** The task **
Across the lines of the records below, how many have the string "series" in them? Answer with the number alone.
⟨
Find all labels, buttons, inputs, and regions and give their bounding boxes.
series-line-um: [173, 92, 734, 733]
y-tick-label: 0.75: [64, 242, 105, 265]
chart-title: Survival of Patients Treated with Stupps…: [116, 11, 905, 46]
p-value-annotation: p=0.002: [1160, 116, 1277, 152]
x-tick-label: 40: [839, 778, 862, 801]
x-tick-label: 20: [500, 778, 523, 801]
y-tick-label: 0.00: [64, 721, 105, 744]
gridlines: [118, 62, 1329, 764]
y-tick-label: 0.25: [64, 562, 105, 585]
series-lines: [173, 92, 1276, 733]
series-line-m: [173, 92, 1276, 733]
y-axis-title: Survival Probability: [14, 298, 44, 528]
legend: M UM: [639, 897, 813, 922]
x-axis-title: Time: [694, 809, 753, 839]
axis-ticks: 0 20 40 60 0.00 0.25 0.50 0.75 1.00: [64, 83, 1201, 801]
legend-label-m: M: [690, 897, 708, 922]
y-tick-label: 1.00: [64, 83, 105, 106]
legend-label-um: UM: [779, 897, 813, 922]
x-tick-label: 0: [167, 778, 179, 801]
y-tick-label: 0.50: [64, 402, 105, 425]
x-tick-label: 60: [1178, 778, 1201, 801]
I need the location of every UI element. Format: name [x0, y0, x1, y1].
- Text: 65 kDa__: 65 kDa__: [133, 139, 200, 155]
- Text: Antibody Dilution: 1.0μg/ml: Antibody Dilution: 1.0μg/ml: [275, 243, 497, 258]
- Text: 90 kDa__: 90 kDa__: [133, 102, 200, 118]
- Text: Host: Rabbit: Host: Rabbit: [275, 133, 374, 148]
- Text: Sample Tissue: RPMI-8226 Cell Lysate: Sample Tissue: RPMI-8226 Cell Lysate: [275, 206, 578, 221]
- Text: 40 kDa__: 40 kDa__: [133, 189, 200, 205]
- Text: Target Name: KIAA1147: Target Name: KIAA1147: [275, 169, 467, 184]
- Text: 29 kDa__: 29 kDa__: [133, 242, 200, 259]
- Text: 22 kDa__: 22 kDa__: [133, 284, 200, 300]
⟩
** Task answer **
3